_What is being asked_
Every entry that follows should be reproduced exactly.

^^^^

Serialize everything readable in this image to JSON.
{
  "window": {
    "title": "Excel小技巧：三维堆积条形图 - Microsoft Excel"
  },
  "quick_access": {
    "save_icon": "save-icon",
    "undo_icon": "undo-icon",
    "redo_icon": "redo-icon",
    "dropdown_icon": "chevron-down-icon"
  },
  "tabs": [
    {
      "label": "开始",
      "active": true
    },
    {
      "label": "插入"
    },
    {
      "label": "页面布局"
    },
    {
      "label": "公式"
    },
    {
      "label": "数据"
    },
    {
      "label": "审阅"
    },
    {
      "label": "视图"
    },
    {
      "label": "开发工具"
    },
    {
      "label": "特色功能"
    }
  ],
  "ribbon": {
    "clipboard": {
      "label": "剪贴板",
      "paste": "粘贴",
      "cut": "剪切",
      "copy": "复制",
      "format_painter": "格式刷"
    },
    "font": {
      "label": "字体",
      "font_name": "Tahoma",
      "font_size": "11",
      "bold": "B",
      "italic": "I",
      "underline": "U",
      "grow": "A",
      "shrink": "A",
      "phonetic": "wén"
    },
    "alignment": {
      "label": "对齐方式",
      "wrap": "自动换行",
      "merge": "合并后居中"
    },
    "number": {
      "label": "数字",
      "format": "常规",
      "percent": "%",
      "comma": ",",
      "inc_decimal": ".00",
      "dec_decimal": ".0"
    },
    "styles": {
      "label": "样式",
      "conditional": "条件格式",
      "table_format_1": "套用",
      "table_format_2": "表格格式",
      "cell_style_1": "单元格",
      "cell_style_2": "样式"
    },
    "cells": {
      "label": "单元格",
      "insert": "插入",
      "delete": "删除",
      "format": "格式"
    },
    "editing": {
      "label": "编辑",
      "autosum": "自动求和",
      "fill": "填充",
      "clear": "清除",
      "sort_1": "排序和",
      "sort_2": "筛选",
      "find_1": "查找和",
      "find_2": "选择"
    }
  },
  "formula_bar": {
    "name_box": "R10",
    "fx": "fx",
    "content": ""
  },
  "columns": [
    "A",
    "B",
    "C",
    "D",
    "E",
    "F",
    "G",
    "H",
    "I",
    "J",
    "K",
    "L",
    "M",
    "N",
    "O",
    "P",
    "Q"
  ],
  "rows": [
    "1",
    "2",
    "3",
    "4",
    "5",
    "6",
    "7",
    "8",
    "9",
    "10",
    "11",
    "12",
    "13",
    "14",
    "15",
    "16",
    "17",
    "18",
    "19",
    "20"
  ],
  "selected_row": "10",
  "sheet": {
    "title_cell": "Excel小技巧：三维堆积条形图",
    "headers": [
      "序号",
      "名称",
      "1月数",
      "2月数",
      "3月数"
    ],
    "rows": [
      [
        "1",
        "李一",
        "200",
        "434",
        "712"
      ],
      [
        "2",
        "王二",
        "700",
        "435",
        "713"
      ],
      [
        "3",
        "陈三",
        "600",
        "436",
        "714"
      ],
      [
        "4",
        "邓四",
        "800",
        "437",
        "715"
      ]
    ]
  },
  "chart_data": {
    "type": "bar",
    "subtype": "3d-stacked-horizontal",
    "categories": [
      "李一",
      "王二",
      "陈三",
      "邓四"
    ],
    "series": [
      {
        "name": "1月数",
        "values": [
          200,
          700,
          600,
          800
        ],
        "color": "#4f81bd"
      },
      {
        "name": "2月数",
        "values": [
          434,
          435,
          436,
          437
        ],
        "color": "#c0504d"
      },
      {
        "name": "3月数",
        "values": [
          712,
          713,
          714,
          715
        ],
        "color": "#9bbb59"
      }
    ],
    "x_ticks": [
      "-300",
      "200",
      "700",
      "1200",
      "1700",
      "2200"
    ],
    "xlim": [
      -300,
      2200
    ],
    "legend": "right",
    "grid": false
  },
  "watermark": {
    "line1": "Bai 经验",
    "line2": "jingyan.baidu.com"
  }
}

^^^^

_Reply_
Serialize everything readable in this image to JSON.
{
  "window": {
    "title": "Excel小技巧：三维堆积条形图 - Microsoft Excel"
  },
  "quick_access": {
    "save_icon": "save-icon",
    "undo_icon": "undo-icon",
    "redo_icon": "redo-icon",
    "dropdown_icon": "chevron-down-icon"
  },
  "tabs": [
    {
      "label": "开始",
      "active": true
    },
    {
      "label": "插入"
    },
    {
      "label": "页面布局"
    },
    {
      "label": "公式"
    },
    {
      "label": "数据"
    },
    {
      "label": "审阅"
    },
    {
      "label": "视图"
    },
    {
      "label": "开发工具"
    },
    {
      "label": "特色功能"
    }
  ],
  "ribbon": {
    "clipboard": {
      "label": "剪贴板",
      "paste": "粘贴",
      "cut": "剪切",
      "copy": "复制",
      "format_painter": "格式刷"
    },
    "font": {
      "label": "字体",
      "font_name": "Tahoma",
      "font_size": "11",
      "bold": "B",
      "italic": "I",
      "underline": "U",
      "grow": "A",
      "shrink": "A",
      "phonetic": "wén"
    },
    "alignment": {
      "label": "对齐方式",
      "wrap": "自动换行",
      "merge": "合并后居中"
    },
    "number": {
      "label": "数字",
      "format": "常规",
      "percent": "%",
      "comma": ",",
      "inc_decimal": ".00",
      "dec_decimal": ".0"
    },
    "styles": {
      "label": "样式",
      "conditional": "条件格式",
      "table_format_1": "套用",
      "table_format_2": "表格格式",
      "cell_style_1": "单元格",
      "cell_style_2": "样式"
    },
    "cells": {
      "label": "单元格",
      "insert": "插入",
      "delete": "删除",
      "format": "格式"
    },
    "editing": {
      "label": "编辑",
      "autosum": "自动求和",
      "fill": "填充",
      "clear": "清除",
      "sort_1": "排序和",
      "sort_2": "筛选",
      "find_1": "查找和",
      "find_2": "选择"
    }
  },
  "formula_bar": {
    "name_box": "R10",
    "fx": "fx",
    "content": ""
  },
  "columns": [
    "A",
    "B",
    "C",
    "D",
    "E",
    "F",
    "G",
    "H",
    "I",
    "J",
    "K",
    "L",
    "M",
    "N",
    "O",
    "P",
    "Q"
  ],
  "rows": [
    "1",
    "2",
    "3",
    "4",
    "5",
    "6",
    "7",
    "8",
    "9",
    "10",
    "11",
    "12",
    "13",
    "14",
    "15",
    "16",
    "17",
    "18",
    "19",
    "20"
  ],
  "selected_row": "10",
  "sheet": {
    "title_cell": "Excel小技巧：三维堆积条形图",
    "headers": [
      "序号",
      "名称",
      "1月数",
      "2月数",
      "3月数"
    ],
    "rows": [
      [
        "1",
        "李一",
        "200",
        "434",
        "712"
      ],
      [
        "2",
        "王二",
        "700",
        "435",
        "713"
      ],
      [
        "3",
        "陈三",
        "600",
        "436",
        "714"
      ],
      [
        "4",
        "邓四",
        "800",
        "437",
        "715"
      ]
    ]
  },
  "chart_data": {
    "type": "bar",
    "subtype": "3d-stacked-horizontal",
    "categories": [
      "李一",
      "王二",
      "陈三",
      "邓四"
    ],
    "series": [
      {
        "name": "1月数",
        "values": [
          200,
          700,
          600,
          800
        ],
        "color": "#4f81bd"
      },
      {
        "name": "2月数",
        "values": [
          434,
          435,
          436,
          437
        ],
        "color": "#c0504d"
      },
      {
        "name": "3月数",
        "values": [
          712,
          713,
          714,
          715
        ],
        "color": "#9bbb59"
      }
    ],
    "x_ticks": [
      "-300",
      "200",
      "700",
      "1200",
      "1700",
      "2200"
    ],
    "xlim": [
      -300,
      2200
    ],
    "legend": "right",
    "grid": false
  },
  "watermark": {
    "line1": "Bai 经验",
    "line2": "jingyan.baidu.com"
  }
}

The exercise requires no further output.